• **PAGE EXTRACT**
▽

Re: Hard and soft lockups with FIO and LTP runs on a large system

Bharata B Rao <bharata@xxxxxxx> · Mon, 29 Jul 2024 10:19:57 +0530

On 26-Jul-24 8:56 AM, Zhaoyang Huang wrote:
On Thu, Jul 25, 2024 at 6:00 PM zhaoyang.huang
<zhaoyang.huang@xxxxxxxxxx> wrote:
<snip>
 From the callstack of lock holder, it is looks like a scability issue rather than a deadlock. Unlike legacy LRU management, there is no throttling mechanism for global reclaim under mglru so far.Could we apply the similar method to throttle the reclaim when it is too aggresive. I am wondering if this patch which is a rough version could help on this?

diff --git a/mm/vmscan.c b/mm/vmscan.c
index 2e34de9cd0d4..827036e21f24 100644
--- a/mm/vmscan.c
+++ b/mm/vmscan.c
@@ -4520,6 +4520,50 @@ static int isolate_folios(struct lruvec *lruvec, struct scan_control *sc, int sw
         return scanned;
  }

+static void lru_gen_throttle(pg_data_t *pgdat, struct scan_control *sc)

△

• **A data block**
▽

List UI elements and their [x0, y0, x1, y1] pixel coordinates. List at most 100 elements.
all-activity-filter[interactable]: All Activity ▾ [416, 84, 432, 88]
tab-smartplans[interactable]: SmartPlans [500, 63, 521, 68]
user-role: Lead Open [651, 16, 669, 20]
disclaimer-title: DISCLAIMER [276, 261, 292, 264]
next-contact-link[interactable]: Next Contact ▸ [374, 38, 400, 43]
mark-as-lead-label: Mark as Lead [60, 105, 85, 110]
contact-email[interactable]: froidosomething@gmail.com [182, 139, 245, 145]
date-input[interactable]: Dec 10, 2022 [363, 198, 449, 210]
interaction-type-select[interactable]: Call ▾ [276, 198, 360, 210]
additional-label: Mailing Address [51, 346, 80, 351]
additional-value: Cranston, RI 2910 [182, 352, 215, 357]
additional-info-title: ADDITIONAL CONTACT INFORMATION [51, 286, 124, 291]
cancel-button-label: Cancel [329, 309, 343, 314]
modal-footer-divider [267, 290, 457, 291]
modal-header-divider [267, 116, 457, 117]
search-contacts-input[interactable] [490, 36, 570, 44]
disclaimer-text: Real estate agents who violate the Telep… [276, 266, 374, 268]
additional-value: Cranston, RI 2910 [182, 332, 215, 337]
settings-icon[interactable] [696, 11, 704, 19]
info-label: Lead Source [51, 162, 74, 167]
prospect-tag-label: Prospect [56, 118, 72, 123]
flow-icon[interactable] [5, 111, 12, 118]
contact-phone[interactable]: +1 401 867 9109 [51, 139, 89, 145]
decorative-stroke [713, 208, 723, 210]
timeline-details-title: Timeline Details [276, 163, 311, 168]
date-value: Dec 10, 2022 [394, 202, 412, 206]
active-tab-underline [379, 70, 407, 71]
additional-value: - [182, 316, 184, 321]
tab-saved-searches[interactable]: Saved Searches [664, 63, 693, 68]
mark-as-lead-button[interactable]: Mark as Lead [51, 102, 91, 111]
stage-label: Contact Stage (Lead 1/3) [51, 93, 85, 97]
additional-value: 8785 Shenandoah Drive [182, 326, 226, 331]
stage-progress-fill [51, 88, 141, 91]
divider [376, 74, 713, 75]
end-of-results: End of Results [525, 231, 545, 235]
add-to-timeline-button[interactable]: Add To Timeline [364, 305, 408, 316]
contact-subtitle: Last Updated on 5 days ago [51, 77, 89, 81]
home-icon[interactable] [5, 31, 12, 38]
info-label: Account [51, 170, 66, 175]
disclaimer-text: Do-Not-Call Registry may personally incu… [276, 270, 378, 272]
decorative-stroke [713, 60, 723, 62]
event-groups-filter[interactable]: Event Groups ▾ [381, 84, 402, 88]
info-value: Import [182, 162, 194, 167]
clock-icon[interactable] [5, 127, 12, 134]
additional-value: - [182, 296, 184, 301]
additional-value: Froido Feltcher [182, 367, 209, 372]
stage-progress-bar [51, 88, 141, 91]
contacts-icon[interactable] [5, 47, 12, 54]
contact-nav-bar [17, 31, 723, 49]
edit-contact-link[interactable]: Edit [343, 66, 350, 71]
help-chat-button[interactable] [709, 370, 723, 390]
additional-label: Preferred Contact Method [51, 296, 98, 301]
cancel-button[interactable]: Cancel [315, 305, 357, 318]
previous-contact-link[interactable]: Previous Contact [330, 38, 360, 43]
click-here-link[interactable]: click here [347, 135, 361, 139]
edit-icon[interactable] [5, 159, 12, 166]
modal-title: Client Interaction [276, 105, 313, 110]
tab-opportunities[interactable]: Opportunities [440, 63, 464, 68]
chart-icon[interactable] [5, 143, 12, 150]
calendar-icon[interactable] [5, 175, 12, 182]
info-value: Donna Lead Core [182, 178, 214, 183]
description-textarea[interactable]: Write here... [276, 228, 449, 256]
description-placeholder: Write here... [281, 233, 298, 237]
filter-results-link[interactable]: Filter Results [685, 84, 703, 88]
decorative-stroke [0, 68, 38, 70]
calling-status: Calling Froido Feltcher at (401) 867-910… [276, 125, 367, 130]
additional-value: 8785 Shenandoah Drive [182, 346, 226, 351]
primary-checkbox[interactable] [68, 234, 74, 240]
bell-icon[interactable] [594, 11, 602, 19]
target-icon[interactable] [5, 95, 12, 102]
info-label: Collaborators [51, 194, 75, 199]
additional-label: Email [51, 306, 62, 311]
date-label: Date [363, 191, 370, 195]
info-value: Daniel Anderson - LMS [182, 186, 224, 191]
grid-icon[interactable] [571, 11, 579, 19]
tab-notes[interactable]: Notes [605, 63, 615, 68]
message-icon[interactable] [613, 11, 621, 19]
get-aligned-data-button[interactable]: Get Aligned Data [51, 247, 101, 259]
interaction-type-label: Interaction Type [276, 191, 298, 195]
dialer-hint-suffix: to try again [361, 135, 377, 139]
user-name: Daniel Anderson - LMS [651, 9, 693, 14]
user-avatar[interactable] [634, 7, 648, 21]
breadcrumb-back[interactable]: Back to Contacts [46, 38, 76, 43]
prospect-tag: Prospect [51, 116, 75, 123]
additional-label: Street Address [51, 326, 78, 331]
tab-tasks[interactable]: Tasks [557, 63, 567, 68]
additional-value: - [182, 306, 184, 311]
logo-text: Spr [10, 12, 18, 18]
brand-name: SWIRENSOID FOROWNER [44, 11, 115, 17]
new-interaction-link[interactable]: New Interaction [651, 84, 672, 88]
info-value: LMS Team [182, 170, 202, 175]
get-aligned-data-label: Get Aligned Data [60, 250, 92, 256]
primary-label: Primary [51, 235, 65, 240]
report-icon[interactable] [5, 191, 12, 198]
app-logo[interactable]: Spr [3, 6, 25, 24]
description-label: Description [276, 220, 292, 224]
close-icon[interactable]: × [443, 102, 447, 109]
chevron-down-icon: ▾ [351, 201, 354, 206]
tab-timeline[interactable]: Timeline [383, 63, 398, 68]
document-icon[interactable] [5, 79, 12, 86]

△

• **WORK INSTRUCTIONS**
In the mailing-list post, what name does the proposed patch give the new function it adds? None of the entries are needed.

• **ANSWER FOR THE TASK**
lru_gen_throttle